The problem: Each entry needs to be restated exactly as written.

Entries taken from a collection
▬▬▬
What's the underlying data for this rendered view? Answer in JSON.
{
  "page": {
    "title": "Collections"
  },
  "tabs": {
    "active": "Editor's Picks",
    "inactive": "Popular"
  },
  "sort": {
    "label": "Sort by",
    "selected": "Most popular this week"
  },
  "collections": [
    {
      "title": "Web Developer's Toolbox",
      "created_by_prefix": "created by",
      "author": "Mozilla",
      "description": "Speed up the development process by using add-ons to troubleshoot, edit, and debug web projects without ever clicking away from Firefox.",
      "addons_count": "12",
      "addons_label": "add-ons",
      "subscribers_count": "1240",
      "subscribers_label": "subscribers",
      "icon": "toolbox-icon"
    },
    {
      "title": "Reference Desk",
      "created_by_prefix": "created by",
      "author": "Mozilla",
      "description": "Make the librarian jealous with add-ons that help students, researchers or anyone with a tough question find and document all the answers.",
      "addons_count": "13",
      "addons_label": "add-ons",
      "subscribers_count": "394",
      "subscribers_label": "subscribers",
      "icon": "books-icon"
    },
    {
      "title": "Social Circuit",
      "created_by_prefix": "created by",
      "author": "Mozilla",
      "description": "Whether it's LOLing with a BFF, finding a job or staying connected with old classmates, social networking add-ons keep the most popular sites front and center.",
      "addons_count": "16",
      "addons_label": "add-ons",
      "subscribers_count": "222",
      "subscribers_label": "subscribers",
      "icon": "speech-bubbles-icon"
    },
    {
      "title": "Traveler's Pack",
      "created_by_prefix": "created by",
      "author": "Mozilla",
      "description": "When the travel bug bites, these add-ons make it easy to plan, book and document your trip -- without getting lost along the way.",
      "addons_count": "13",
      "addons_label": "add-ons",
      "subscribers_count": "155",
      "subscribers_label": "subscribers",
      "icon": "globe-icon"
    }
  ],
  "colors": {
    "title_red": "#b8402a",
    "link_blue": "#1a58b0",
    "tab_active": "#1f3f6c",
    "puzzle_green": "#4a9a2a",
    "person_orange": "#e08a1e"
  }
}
▬▬▬
Result:
What's the underlying data for this rendered view? Answer in JSON.
{
  "page": {
    "title": "Collections"
  },
  "tabs": {
    "active": "Editor's Picks",
    "inactive": "Popular"
  },
  "sort": {
    "label": "Sort by",
    "selected": "Most popular this week"
  },
  "collections": [
    {
      "title": "Web Developer's Toolbox",
      "created_by_prefix": "created by",
      "author": "Mozilla",
      "description": "Speed up the development process by using add-ons to troubleshoot, edit, and debug web projects without ever clicking away from Firefox.",
      "addons_count": "12",
      "addons_label": "add-ons",
      "subscribers_count": "1240",
      "subscribers_label": "subscribers",
      "icon": "toolbox-icon"
    },
    {
      "title": "Reference Desk",
      "created_by_prefix": "created by",
      "author": "Mozilla",
      "description": "Make the librarian jealous with add-ons that help students, researchers or anyone with a tough question find and document all the answers.",
      "addons_count": "13",
      "addons_label": "add-ons",
      "subscribers_count": "394",
      "subscribers_label": "subscribers",
      "icon": "books-icon"
    },
    {
      "title": "Social Circuit",
      "created_by_prefix": "created by",
      "author": "Mozilla",
      "description": "Whether it's LOLing with a BFF, finding a job or staying connected with old classmates, social networking add-ons keep the most popular sites front and center.",
      "addons_count": "16",
      "addons_label": "add-ons",
      "subscribers_count": "222",
      "subscribers_label": "subscribers",
      "icon": "speech-bubbles-icon"
    },
    {
      "title": "Traveler's Pack",
      "created_by_prefix": "created by",
      "author": "Mozilla",
      "description": "When the travel bug bites, these add-ons make it easy to plan, book and document your trip -- without getting lost along the way.",
      "addons_count": "13",
      "addons_label": "add-ons",
      "subscribers_count": "155",
      "subscribers_label": "subscribers",
      "icon": "globe-icon"
    }
  ],
  "colors": {
    "title_red": "#b8402a",
    "link_blue": "#1a58b0",
    "tab_active": "#1f3f6c",
    "puzzle_green": "#4a9a2a",
    "person_orange": "#e08a1e"
  }
}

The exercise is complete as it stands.